**Instructions to follow**
Determine how many lines include "迫不得已". Give the number and nothing else.

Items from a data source
+===+

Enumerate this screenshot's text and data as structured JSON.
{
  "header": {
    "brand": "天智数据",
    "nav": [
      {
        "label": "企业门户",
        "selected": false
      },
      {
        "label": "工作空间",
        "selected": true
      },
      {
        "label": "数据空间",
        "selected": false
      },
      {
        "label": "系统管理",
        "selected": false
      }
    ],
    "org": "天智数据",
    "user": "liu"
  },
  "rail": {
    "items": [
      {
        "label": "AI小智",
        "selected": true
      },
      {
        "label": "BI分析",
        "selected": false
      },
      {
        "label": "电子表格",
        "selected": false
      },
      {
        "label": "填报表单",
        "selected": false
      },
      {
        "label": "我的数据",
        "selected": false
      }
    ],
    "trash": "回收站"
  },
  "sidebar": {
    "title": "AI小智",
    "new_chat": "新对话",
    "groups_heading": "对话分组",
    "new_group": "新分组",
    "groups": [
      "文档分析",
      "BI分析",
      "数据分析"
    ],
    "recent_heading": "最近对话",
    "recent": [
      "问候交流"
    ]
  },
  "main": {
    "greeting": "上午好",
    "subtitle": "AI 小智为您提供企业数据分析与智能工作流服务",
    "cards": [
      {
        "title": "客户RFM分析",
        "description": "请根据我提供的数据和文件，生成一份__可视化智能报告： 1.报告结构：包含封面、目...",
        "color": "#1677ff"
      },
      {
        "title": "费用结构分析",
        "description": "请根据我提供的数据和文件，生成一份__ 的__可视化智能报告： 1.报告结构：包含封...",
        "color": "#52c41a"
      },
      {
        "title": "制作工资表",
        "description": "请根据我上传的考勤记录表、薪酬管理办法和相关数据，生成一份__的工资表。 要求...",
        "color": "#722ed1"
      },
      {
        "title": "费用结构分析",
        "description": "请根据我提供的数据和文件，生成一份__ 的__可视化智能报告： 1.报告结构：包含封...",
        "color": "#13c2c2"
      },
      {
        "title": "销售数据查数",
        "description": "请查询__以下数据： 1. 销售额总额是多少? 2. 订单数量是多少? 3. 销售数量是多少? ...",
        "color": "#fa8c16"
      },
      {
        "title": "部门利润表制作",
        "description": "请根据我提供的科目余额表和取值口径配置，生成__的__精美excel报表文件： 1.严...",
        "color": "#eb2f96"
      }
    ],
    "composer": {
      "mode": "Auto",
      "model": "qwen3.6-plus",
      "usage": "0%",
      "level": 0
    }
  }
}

+===+

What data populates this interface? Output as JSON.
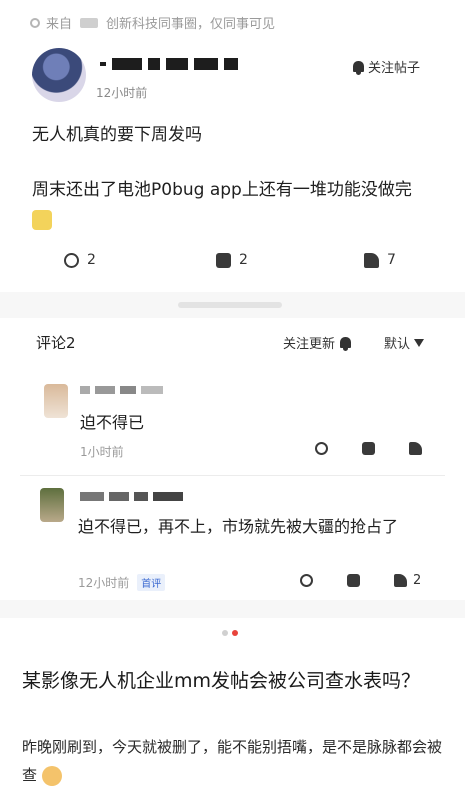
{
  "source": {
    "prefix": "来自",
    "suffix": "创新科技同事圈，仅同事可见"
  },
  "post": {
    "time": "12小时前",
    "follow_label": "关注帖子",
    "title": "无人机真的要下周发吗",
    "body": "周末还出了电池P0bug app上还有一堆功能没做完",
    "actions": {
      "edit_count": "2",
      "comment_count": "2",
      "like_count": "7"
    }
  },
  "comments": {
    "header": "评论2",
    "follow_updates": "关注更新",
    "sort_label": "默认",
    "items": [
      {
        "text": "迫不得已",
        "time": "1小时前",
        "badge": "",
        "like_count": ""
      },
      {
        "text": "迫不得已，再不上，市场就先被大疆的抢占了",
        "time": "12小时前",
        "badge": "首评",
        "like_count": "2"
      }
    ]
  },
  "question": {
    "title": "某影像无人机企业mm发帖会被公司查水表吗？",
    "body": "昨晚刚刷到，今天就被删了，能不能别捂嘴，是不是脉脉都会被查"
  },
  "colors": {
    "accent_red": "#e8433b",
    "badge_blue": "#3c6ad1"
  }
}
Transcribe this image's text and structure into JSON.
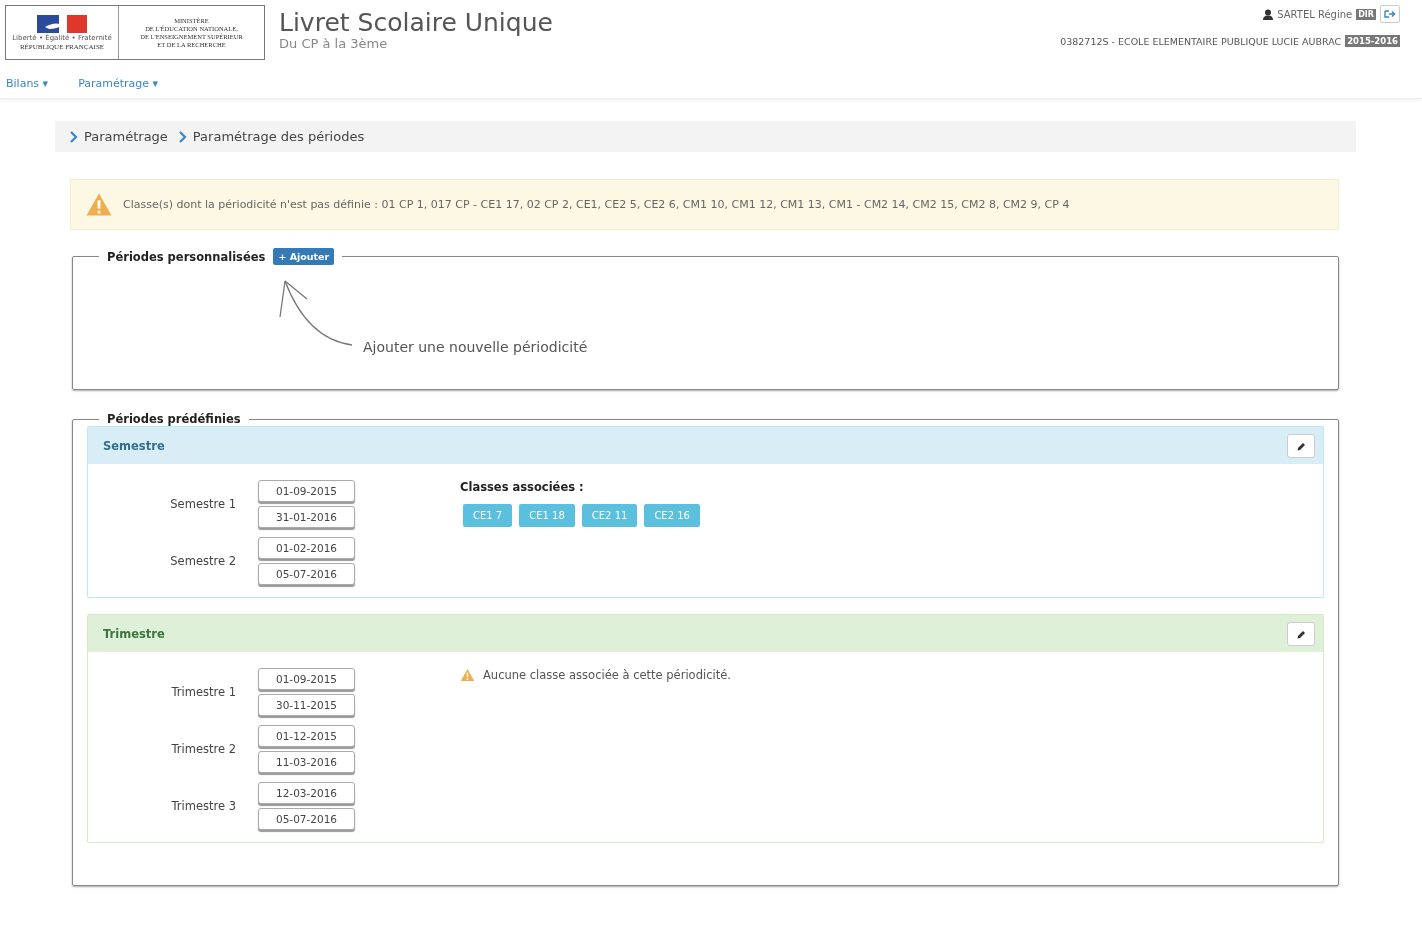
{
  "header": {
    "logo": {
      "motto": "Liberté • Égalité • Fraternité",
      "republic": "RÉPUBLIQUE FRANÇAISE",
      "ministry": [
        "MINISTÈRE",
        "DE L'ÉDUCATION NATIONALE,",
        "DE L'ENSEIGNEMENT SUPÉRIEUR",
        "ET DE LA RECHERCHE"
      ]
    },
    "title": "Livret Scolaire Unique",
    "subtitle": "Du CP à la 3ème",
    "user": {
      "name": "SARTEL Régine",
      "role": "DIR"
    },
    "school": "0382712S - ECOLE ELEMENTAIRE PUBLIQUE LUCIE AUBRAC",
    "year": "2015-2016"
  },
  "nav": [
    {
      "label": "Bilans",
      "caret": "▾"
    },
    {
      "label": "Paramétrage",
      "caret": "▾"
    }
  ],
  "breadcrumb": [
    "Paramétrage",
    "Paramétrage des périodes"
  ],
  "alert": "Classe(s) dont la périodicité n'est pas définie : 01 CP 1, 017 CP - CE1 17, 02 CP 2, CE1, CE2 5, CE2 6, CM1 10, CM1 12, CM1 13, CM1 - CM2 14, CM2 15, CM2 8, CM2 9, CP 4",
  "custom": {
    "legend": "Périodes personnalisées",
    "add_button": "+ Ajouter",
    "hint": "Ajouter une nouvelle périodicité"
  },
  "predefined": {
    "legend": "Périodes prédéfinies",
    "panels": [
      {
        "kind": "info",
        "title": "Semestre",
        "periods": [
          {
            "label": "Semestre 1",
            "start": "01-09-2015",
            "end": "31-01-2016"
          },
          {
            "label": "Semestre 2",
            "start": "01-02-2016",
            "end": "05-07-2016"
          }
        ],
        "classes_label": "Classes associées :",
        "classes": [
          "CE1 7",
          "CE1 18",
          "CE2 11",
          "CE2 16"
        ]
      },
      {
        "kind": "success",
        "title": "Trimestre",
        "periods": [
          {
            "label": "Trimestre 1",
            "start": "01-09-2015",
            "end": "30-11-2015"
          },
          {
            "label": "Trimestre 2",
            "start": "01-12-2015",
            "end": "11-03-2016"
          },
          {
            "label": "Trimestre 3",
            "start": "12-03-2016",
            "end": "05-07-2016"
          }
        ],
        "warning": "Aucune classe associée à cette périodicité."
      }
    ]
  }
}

+===+

**Solution for this problem**
2